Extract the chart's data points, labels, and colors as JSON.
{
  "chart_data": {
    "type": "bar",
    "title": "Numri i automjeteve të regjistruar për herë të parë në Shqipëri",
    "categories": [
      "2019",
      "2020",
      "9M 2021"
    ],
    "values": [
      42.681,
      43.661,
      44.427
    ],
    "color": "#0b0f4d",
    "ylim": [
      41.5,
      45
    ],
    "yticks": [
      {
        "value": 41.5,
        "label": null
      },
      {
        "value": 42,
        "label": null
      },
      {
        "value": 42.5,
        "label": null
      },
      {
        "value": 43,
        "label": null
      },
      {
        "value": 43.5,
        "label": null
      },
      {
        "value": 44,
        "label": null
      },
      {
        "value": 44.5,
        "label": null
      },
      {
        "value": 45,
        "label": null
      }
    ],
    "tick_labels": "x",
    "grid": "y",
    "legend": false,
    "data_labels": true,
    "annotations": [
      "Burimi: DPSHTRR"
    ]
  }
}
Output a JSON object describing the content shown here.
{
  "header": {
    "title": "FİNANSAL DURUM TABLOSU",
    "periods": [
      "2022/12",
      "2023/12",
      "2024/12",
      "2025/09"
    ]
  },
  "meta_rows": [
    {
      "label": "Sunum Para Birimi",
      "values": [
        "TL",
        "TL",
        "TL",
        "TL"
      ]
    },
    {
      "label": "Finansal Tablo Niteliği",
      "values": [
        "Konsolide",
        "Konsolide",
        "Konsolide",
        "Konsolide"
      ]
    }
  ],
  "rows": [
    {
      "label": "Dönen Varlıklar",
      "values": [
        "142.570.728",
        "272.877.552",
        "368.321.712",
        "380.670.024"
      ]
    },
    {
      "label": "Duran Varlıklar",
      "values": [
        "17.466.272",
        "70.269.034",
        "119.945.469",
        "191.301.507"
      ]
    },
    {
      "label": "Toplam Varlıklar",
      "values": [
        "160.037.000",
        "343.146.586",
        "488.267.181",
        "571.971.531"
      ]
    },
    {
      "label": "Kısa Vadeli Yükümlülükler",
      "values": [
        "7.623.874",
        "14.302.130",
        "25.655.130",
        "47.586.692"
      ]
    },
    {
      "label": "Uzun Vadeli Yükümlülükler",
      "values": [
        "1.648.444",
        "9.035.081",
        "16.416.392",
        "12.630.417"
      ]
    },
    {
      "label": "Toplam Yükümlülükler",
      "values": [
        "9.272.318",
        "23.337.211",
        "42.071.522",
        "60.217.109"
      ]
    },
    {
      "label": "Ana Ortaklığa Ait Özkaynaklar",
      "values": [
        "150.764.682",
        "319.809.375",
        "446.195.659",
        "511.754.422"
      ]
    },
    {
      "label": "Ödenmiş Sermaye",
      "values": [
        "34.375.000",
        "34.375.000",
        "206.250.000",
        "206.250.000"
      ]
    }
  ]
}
++++++++++
▶ [PROBLEM]
Where does the word "Toplam" appear in the listing? List each line that holds it.

▶ [TASK SOLUTION]
      "label": "Toplam Varlıklar",
      "label": "Toplam Yükümlülükler",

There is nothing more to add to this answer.